--- RECORDED INFORMATION Enclosed Below ---

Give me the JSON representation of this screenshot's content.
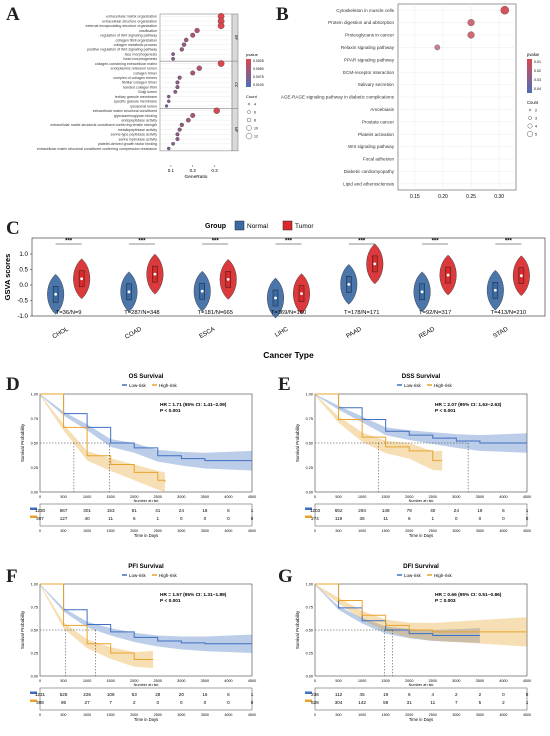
{
  "panel_labels": [
    "A",
    "B",
    "C",
    "D",
    "E",
    "F",
    "G"
  ],
  "colors": {
    "normal": "#3b6ba5",
    "tumor": "#d9292b",
    "low_risk": "#3f6fc1",
    "high_risk": "#e8a32a",
    "enrich_high": "#d94850",
    "enrich_low": "#4c6fb7",
    "grid": "#e6e6e6"
  },
  "chart_data": [
    {
      "id": "A",
      "type": "scatter",
      "xlabel": "GeneRatio",
      "xlim": [
        0.05,
        0.38
      ],
      "ticks": [
        "0.1",
        "0.2",
        "0.3"
      ],
      "facets": [
        "BP",
        "CC",
        "MF"
      ],
      "legend": {
        "pvalue_title": "pvalue",
        "pvalue_ticks": [
          "0.0025",
          "0.0050",
          "0.0075",
          "0.0100"
        ],
        "count_title": "Count",
        "count_ticks": [
          "4",
          "6",
          "8",
          "10",
          "12"
        ]
      },
      "groups": [
        {
          "facet": "BP",
          "terms": [
            [
              "extracellular matrix organization",
              0.33
            ],
            [
              "extracellular structure organization",
              0.33
            ],
            [
              "external encapsulating structure organization",
              0.33
            ],
            [
              "ossification",
              0.22
            ],
            [
              "regulation of Wnt signaling pathway",
              0.2
            ],
            [
              "collagen fibril organization",
              0.17
            ],
            [
              "collagen metabolic process",
              0.16
            ],
            [
              "positive regulation of Wnt signaling pathway",
              0.15
            ],
            [
              "face morphogenesis",
              0.11
            ],
            [
              "head morphogenesis",
              0.11
            ]
          ]
        },
        {
          "facet": "CC",
          "terms": [
            [
              "collagen-containing extracellular matrix",
              0.33
            ],
            [
              "endoplasmic reticulum lumen",
              0.23
            ],
            [
              "collagen trimer",
              0.2
            ],
            [
              "complex of collagen trimers",
              0.14
            ],
            [
              "fibrillar collagen trimer",
              0.13
            ],
            [
              "banded collagen fibril",
              0.13
            ],
            [
              "Golgi lumen",
              0.12
            ],
            [
              "tertiary granule membrane",
              0.09
            ],
            [
              "specific granule membrane",
              0.09
            ],
            [
              "lysosomal lumen",
              0.08
            ]
          ]
        },
        {
          "facet": "MF",
          "terms": [
            [
              "extracellular matrix structural constituent",
              0.31
            ],
            [
              "glycosaminoglycan binding",
              0.2
            ],
            [
              "endopeptidase activity",
              0.18
            ],
            [
              "extracellular matrix structural constituent conferring tensile strength",
              0.15
            ],
            [
              "metallopeptidase activity",
              0.14
            ],
            [
              "serine-type peptidase activity",
              0.13
            ],
            [
              "serine hydrolase activity",
              0.13
            ],
            [
              "platelet-derived growth factor binding",
              0.11
            ],
            [
              "extracellular matrix structural constituent conferring compression resistance",
              0.09
            ]
          ]
        }
      ]
    },
    {
      "id": "B",
      "type": "scatter",
      "xlim": [
        0.12,
        0.33
      ],
      "ticks": [
        "0.15",
        "0.20",
        "0.25",
        "0.30"
      ],
      "legend": {
        "pvalue_title": "pvalue",
        "pvalue_ticks": [
          "0.01",
          "0.02",
          "0.03",
          "0.04"
        ],
        "count_title": "Count",
        "count_ticks": [
          "2",
          "3",
          "4",
          "5"
        ]
      },
      "terms": [
        [
          "Cytoskeleton in muscle cells",
          0.31
        ],
        [
          "Protein digestion and absorption",
          0.25
        ],
        [
          "Proteoglycans in cancer",
          0.25
        ],
        [
          "Relaxin signaling pathway",
          0.19
        ],
        [
          "PPAR signaling pathway",
          0.13
        ],
        [
          "ECM-receptor interaction",
          0.13
        ],
        [
          "Salivary secretion",
          0.13
        ],
        [
          "AGE-RAGE signaling pathway in diabetic complications",
          0.13
        ],
        [
          "Amoebiasis",
          0.13
        ],
        [
          "Prostate cancer",
          0.13
        ],
        [
          "Platelet activation",
          0.13
        ],
        [
          "Wnt signaling pathway",
          0.13
        ],
        [
          "Focal adhesion",
          0.13
        ],
        [
          "Diabetic cardiomyopathy",
          0.13
        ],
        [
          "Lipid and atherosclerosis",
          0.13
        ]
      ]
    },
    {
      "id": "C",
      "type": "violin",
      "legend_title": "Group",
      "series": [
        "Normal",
        "Tumor"
      ],
      "ylabel": "GSVA scores",
      "xlabel": "Cancer Type",
      "ylim": [
        -1.0,
        1.0
      ],
      "yticks": [
        "-1.0",
        "-0.5",
        "0.0",
        "0.5",
        "1.0"
      ],
      "categories": [
        "CHOL",
        "COAD",
        "ESCA",
        "LIHC",
        "PAAD",
        "READ",
        "STAD"
      ],
      "counts": [
        "T=36/N=9",
        "T=287/N=348",
        "T=181/N=665",
        "T=369/N=160",
        "T=178/N=171",
        "T=92/N=317",
        "T=413/N=210"
      ],
      "significance": [
        "***",
        "***",
        "***",
        "***",
        "***",
        "***",
        "***"
      ],
      "normal_median": [
        -0.3,
        -0.22,
        -0.2,
        -0.42,
        0.02,
        -0.22,
        -0.17
      ],
      "tumor_median": [
        0.2,
        0.35,
        0.18,
        -0.28,
        0.68,
        0.32,
        0.3
      ]
    },
    {
      "id": "D",
      "type": "line",
      "title": "OS Survival",
      "series": [
        "Low-risk",
        "High-risk"
      ],
      "hr": "HR = 1.71 (95% CI: 1.41~2.09)",
      "p": "P < 0.001",
      "ylabel": "Survival Probability",
      "xlabel": "Time in Days",
      "xticks": [
        "0",
        "500",
        "1000",
        "1500",
        "2000",
        "2500",
        "3000",
        "3500",
        "4000",
        "4500"
      ],
      "yticks": [
        "0.00",
        "0.25",
        "0.50",
        "0.75",
        "1.00"
      ],
      "median_days": [
        720,
        1470
      ],
      "low_risk": [
        [
          0,
          1.0
        ],
        [
          500,
          0.8
        ],
        [
          1000,
          0.66
        ],
        [
          1500,
          0.5
        ],
        [
          2000,
          0.45
        ],
        [
          2500,
          0.37
        ],
        [
          3000,
          0.34
        ],
        [
          3500,
          0.32
        ],
        [
          4500,
          0.32
        ]
      ],
      "high_risk": [
        [
          0,
          1.0
        ],
        [
          500,
          0.66
        ],
        [
          1000,
          0.37
        ],
        [
          1500,
          0.28
        ],
        [
          2000,
          0.2
        ],
        [
          2500,
          0.12
        ],
        [
          2650,
          0.1
        ]
      ],
      "risk_table_title": "Number at risk",
      "risk_low": [
        "1230",
        "667",
        "301",
        "153",
        "81",
        "41",
        "24",
        "18",
        "6",
        "1"
      ],
      "risk_high": [
        "307",
        "127",
        "40",
        "11",
        "6",
        "1",
        "0",
        "0",
        "0",
        "0"
      ]
    },
    {
      "id": "E",
      "type": "line",
      "title": "DSS Survival",
      "series": [
        "Low-risk",
        "High-risk"
      ],
      "hr": "HR = 2.07 (95% CI: 1.63~2.63)",
      "p": "P < 0.001",
      "ylabel": "Survival Probability",
      "xlabel": "Time in Days",
      "xticks": [
        "0",
        "500",
        "1000",
        "1500",
        "2000",
        "2500",
        "3000",
        "3500",
        "4000",
        "4500"
      ],
      "yticks": [
        "0.00",
        "0.25",
        "0.50",
        "0.75",
        "1.00"
      ],
      "median_days": [
        1350,
        3250
      ],
      "low_risk": [
        [
          0,
          1.0
        ],
        [
          500,
          0.86
        ],
        [
          1000,
          0.74
        ],
        [
          1500,
          0.62
        ],
        [
          2000,
          0.58
        ],
        [
          2500,
          0.55
        ],
        [
          3000,
          0.52
        ],
        [
          3500,
          0.5
        ],
        [
          4500,
          0.5
        ]
      ],
      "high_risk": [
        [
          0,
          1.0
        ],
        [
          500,
          0.74
        ],
        [
          1000,
          0.56
        ],
        [
          1500,
          0.46
        ],
        [
          2000,
          0.42
        ],
        [
          2500,
          0.32
        ],
        [
          2700,
          0.32
        ]
      ],
      "risk_table_title": "Number at risk",
      "risk_low": [
        "1203",
        "652",
        "294",
        "148",
        "79",
        "40",
        "24",
        "18",
        "6",
        "1"
      ],
      "risk_high": [
        "274",
        "119",
        "36",
        "11",
        "6",
        "1",
        "0",
        "0",
        "0",
        "0"
      ]
    },
    {
      "id": "F",
      "type": "line",
      "title": "PFI Survival",
      "series": [
        "Low-risk",
        "High-risk"
      ],
      "hr": "HR = 1.57 (95% CI: 1.31~1.89)",
      "p": "P < 0.001",
      "ylabel": "Survival Probability",
      "xlabel": "Time in Days",
      "xticks": [
        "0",
        "500",
        "1000",
        "1500",
        "2000",
        "2500",
        "3000",
        "3500",
        "4000",
        "4500"
      ],
      "yticks": [
        "0.00",
        "0.25",
        "0.50",
        "0.75",
        "1.00"
      ],
      "median_days": [
        540,
        1180
      ],
      "low_risk": [
        [
          0,
          1.0
        ],
        [
          500,
          0.72
        ],
        [
          1000,
          0.56
        ],
        [
          1500,
          0.48
        ],
        [
          2000,
          0.42
        ],
        [
          2500,
          0.38
        ],
        [
          3000,
          0.36
        ],
        [
          3500,
          0.35
        ],
        [
          4500,
          0.35
        ]
      ],
      "high_risk": [
        [
          0,
          1.0
        ],
        [
          500,
          0.55
        ],
        [
          1000,
          0.35
        ],
        [
          1500,
          0.25
        ],
        [
          2000,
          0.18
        ],
        [
          2400,
          0.18
        ]
      ],
      "risk_table_title": "Number at risk",
      "risk_low": [
        "1231",
        "528",
        "226",
        "108",
        "53",
        "28",
        "20",
        "16",
        "6",
        "1"
      ],
      "risk_high": [
        "308",
        "95",
        "27",
        "7",
        "2",
        "0",
        "0",
        "0",
        "0",
        "0"
      ]
    },
    {
      "id": "G",
      "type": "line",
      "title": "DFI Survival",
      "series": [
        "Low-risk",
        "High-risk"
      ],
      "hr": "HR = 0.66 (95% CI: 0.51~0.86)",
      "p": "P = 0.003",
      "ylabel": "Survival Probability",
      "xlabel": "Time in Days",
      "xticks": [
        "0",
        "500",
        "1000",
        "1500",
        "2000",
        "2500",
        "3000",
        "3500",
        "4000",
        "4500"
      ],
      "yticks": [
        "0.00",
        "0.25",
        "0.50",
        "0.75",
        "1.00"
      ],
      "median_days": [
        1480,
        1650
      ],
      "low_risk": [
        [
          0,
          1.0
        ],
        [
          500,
          0.74
        ],
        [
          1000,
          0.6
        ],
        [
          1500,
          0.5
        ],
        [
          2000,
          0.46
        ],
        [
          2500,
          0.44
        ],
        [
          3000,
          0.44
        ],
        [
          3500,
          0.44
        ]
      ],
      "high_risk": [
        [
          0,
          1.0
        ],
        [
          500,
          0.82
        ],
        [
          1000,
          0.66
        ],
        [
          1500,
          0.55
        ],
        [
          2000,
          0.5
        ],
        [
          2500,
          0.48
        ],
        [
          3000,
          0.48
        ],
        [
          4500,
          0.48
        ]
      ],
      "risk_table_title": "Number at risk",
      "risk_low": [
        "236",
        "112",
        "45",
        "19",
        "6",
        "4",
        "2",
        "2",
        "0",
        "0"
      ],
      "risk_high": [
        "628",
        "304",
        "142",
        "59",
        "31",
        "11",
        "7",
        "5",
        "2",
        "1"
      ]
    }
  ]
}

--- End of Enclosed RECORDED INFORMATION ---

WHAT TO DO:
Which lines of the material above hold the string "membrane"? Pull them out.

TASK ANSWER:
              "tertiary granule membrane",
              "specific granule membrane",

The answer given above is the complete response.